WRITTEN TASK: Set down, in full, every record in the block.

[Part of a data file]

━━━

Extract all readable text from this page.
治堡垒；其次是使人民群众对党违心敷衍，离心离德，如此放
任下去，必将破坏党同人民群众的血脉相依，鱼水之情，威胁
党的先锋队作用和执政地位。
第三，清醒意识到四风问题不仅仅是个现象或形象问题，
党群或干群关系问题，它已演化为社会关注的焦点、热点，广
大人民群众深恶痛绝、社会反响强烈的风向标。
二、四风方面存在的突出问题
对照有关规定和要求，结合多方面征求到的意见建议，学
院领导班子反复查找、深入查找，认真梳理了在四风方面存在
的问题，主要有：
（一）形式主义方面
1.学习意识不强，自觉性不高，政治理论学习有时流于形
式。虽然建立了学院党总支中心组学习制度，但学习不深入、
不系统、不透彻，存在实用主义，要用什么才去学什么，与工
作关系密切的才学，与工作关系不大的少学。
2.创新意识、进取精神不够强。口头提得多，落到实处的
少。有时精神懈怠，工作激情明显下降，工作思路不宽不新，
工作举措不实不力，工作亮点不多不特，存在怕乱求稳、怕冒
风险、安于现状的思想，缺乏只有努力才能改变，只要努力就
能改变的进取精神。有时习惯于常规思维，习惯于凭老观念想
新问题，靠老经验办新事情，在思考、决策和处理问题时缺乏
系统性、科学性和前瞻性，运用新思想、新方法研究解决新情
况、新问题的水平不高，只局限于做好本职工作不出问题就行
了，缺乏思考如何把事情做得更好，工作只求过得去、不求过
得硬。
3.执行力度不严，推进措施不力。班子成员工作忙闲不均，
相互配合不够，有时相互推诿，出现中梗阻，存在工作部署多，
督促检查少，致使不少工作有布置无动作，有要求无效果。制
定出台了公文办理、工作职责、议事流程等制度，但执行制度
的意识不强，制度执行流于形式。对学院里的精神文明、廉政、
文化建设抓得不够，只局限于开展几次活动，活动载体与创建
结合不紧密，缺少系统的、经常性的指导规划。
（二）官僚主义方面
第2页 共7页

━━━

SOLUTION FOR THIS EXERCISE:
Extract all readable text from this page.
治堡垒；其次是使人民群众对党违心敷衍，离心离德，如此放
任下去，必将破坏党同人民群众的血脉相依，鱼水之情，威胁
党的先锋队作用和执政地位。
第三，清醒意识到四风问题不仅仅是个现象或形象问题，
党群或干群关系问题，它已演化为社会关注的焦点、热点，广
大人民群众深恶痛绝、社会反响强烈的风向标。
二、四风方面存在的突出问题
对照有关规定和要求，结合多方面征求到的意见建议，学
院领导班子反复查找、深入查找，认真梳理了在四风方面存在
的问题，主要有：
（一）形式主义方面
1.学习意识不强，自觉性不高，政治理论学习有时流于形
式。虽然建立了学院党总支中心组学习制度，但学习不深入、
不系统、不透彻，存在实用主义，要用什么才去学什么，与工
作关系密切的才学，与工作关系不大的少学。
2.创新意识、进取精神不够强。口头提得多，落到实处的
少。有时精神懈怠，工作激情明显下降，工作思路不宽不新，
工作举措不实不力，工作亮点不多不特，存在怕乱求稳、怕冒
风险、安于现状的思想，缺乏只有努力才能改变，只要努力就
能改变的进取精神。有时习惯于常规思维，习惯于凭老观念想
新问题，靠老经验办新事情，在思考、决策和处理问题时缺乏
系统性、科学性和前瞻性，运用新思想、新方法研究解决新情
况、新问题的水平不高，只局限于做好本职工作不出问题就行
了，缺乏思考如何把事情做得更好，工作只求过得去、不求过
得硬。
3.执行力度不严，推进措施不力。班子成员工作忙闲不均，
相互配合不够，有时相互推诿，出现中梗阻，存在工作部署多，
督促检查少，致使不少工作有布置无动作，有要求无效果。制
定出台了公文办理、工作职责、议事流程等制度，但执行制度
的意识不强，制度执行流于形式。对学院里的精神文明、廉政、
文化建设抓得不够，只局限于开展几次活动，活动载体与创建
结合不紧密，缺少系统的、经常性的指导规划。
（二）官僚主义方面
第2页 共7页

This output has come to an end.